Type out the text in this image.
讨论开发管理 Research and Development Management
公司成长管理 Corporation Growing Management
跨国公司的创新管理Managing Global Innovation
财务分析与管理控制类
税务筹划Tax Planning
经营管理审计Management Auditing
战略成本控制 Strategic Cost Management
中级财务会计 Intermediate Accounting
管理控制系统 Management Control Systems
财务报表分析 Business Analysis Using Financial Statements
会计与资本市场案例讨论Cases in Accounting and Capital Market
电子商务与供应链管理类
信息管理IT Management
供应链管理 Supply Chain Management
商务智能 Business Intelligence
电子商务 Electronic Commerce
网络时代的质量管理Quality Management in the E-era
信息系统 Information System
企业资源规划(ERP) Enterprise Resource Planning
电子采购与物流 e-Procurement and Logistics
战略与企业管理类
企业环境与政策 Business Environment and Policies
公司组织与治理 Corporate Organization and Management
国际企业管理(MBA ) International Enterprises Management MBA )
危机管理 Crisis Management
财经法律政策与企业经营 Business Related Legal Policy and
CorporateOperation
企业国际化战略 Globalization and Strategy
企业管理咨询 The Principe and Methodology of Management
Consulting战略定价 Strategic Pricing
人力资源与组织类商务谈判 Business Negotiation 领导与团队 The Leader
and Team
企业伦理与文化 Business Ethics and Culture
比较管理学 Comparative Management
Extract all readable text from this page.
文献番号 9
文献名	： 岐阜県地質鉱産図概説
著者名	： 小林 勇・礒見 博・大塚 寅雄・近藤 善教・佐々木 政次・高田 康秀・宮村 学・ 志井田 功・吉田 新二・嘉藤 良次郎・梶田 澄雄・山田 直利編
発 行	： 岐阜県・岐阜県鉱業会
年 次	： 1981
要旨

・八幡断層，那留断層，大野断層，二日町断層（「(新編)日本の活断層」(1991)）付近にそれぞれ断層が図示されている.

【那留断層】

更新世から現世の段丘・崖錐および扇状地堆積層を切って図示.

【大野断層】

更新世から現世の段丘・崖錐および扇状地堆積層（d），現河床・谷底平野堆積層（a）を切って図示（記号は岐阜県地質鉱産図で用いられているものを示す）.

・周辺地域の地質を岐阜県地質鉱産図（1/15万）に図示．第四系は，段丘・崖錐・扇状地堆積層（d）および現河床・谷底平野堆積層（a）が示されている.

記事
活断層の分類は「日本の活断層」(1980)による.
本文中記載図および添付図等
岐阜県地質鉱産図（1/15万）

# What this task involves
Of the lines in the material, how many contain the word "谷底平野堆積層"? Reply with the number and nothing else.

# Solution below
2